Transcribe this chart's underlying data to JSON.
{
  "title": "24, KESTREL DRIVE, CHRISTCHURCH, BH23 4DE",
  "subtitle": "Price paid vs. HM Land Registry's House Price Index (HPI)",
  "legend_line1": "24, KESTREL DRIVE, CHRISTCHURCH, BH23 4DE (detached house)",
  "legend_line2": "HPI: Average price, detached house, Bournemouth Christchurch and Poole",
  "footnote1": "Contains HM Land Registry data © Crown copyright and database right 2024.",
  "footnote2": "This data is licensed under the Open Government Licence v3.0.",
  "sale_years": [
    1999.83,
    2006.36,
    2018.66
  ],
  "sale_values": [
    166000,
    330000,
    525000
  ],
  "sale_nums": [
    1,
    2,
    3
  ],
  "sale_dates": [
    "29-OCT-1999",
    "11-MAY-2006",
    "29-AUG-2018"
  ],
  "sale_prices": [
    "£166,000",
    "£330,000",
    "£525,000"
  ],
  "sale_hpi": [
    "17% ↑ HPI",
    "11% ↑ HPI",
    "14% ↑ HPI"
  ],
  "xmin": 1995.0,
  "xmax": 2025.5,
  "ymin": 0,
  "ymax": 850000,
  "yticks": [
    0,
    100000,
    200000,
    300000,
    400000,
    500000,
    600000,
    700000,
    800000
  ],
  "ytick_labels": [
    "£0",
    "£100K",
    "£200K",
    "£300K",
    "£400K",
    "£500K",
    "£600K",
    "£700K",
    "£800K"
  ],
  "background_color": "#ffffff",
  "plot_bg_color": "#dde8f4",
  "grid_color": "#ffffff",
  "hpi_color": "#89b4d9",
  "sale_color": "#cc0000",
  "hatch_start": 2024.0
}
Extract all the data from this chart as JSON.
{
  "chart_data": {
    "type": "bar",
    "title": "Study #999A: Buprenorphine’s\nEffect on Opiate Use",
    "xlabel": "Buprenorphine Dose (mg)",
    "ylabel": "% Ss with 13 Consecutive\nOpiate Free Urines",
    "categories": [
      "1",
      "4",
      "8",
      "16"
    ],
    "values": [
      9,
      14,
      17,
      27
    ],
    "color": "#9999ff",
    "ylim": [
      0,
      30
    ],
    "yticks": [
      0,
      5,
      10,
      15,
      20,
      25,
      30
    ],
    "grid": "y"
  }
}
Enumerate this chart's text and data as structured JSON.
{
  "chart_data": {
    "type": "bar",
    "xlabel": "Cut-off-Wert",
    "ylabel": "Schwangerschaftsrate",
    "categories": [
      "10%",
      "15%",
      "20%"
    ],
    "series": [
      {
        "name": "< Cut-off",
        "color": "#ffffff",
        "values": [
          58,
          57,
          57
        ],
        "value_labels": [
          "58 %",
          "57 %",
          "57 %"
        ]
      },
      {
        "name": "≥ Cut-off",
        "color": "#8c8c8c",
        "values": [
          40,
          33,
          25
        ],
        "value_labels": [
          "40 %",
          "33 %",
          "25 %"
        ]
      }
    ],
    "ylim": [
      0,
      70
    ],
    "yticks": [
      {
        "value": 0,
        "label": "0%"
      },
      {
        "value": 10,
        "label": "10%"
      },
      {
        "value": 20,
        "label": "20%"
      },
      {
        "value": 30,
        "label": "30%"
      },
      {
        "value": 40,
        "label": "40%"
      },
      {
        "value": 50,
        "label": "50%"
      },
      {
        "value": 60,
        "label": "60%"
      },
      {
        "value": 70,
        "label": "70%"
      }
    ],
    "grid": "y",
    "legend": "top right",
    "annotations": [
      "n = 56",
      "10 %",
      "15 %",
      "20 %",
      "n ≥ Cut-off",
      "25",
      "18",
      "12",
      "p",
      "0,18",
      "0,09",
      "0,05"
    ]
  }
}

▶ WHAT TO DO: Give an exact copy of all the data shown above.

▶ CORRECT RESULT:
Transcribe this chart's underlying data to JSON.
{
  "title": "24, KESTREL DRIVE, CHRISTCHURCH, BH23 4DE",
  "subtitle": "Price paid vs. HM Land Registry's House Price Index (HPI)",
  "legend_line1": "24, KESTREL DRIVE, CHRISTCHURCH, BH23 4DE (detached house)",
  "legend_line2": "HPI: Average price, detached house, Bournemouth Christchurch and Poole",
  "footnote1": "Contains HM Land Registry data © Crown copyright and database right 2024.",
  "footnote2": "This data is licensed under the Open Government Licence v3.0.",
  "sale_years": [
    1999.83,
    2006.36,
    2018.66
  ],
  "sale_values": [
    166000,
    330000,
    525000
  ],
  "sale_nums": [
    1,
    2,
    3
  ],
  "sale_dates": [
    "29-OCT-1999",
    "11-MAY-2006",
    "29-AUG-2018"
  ],
  "sale_prices": [
    "£166,000",
    "£330,000",
    "£525,000"
  ],
  "sale_hpi": [
    "17% ↑ HPI",
    "11% ↑ HPI",
    "14% ↑ HPI"
  ],
  "xmin": 1995.0,
  "xmax": 2025.5,
  "ymin": 0,
  "ymax": 850000,
  "yticks": [
    0,
    100000,
    200000,
    300000,
    400000,
    500000,
    600000,
    700000,
    800000
  ],
  "ytick_labels": [
    "£0",
    "£100K",
    "£200K",
    "£300K",
    "£400K",
    "£500K",
    "£600K",
    "£700K",
    "£800K"
  ],
  "background_color": "#ffffff",
  "plot_bg_color": "#dde8f4",
  "grid_color": "#ffffff",
  "hpi_color": "#89b4d9",
  "sale_color": "#cc0000",
  "hatch_start": 2024.0
}
Extract all the data from this chart as JSON.
{
  "chart_data": {
    "type": "bar",
    "title": "Study #999A: Buprenorphine’s\nEffect on Opiate Use",
    "xlabel": "Buprenorphine Dose (mg)",
    "ylabel": "% Ss with 13 Consecutive\nOpiate Free Urines",
    "categories": [
      "1",
      "4",
      "8",
      "16"
    ],
    "values": [
      9,
      14,
      17,
      27
    ],
    "color": "#9999ff",
    "ylim": [
      0,
      30
    ],
    "yticks": [
      0,
      5,
      10,
      15,
      20,
      25,
      30
    ],
    "grid": "y"
  }
}
Enumerate this chart's text and data as structured JSON.
{
  "chart_data": {
    "type": "bar",
    "xlabel": "Cut-off-Wert",
    "ylabel": "Schwangerschaftsrate",
    "categories": [
      "10%",
      "15%",
      "20%"
    ],
    "series": [
      {
        "name": "< Cut-off",
        "color": "#ffffff",
        "values": [
          58,
          57,
          57
        ],
        "value_labels": [
          "58 %",
          "57 %",
          "57 %"
        ]
      },
      {
        "name": "≥ Cut-off",
        "color": "#8c8c8c",
        "values": [
          40,
          33,
          25
        ],
        "value_labels": [
          "40 %",
          "33 %",
          "25 %"
        ]
      }
    ],
    "ylim": [
      0,
      70
    ],
    "yticks": [
      {
        "value": 0,
        "label": "0%"
      },
      {
        "value": 10,
        "label": "10%"
      },
      {
        "value": 20,
        "label": "20%"
      },
      {
        "value": 30,
        "label": "30%"
      },
      {
        "value": 40,
        "label": "40%"
      },
      {
        "value": 50,
        "label": "50%"
      },
      {
        "value": 60,
        "label": "60%"
      },
      {
        "value": 70,
        "label": "70%"
      }
    ],
    "grid": "y",
    "legend": "top right",
    "annotations": [
      "n = 56",
      "10 %",
      "15 %",
      "20 %",
      "n ≥ Cut-off",
      "25",
      "18",
      "12",
      "p",
      "0,18",
      "0,09",
      "0,05"
    ]
  }
}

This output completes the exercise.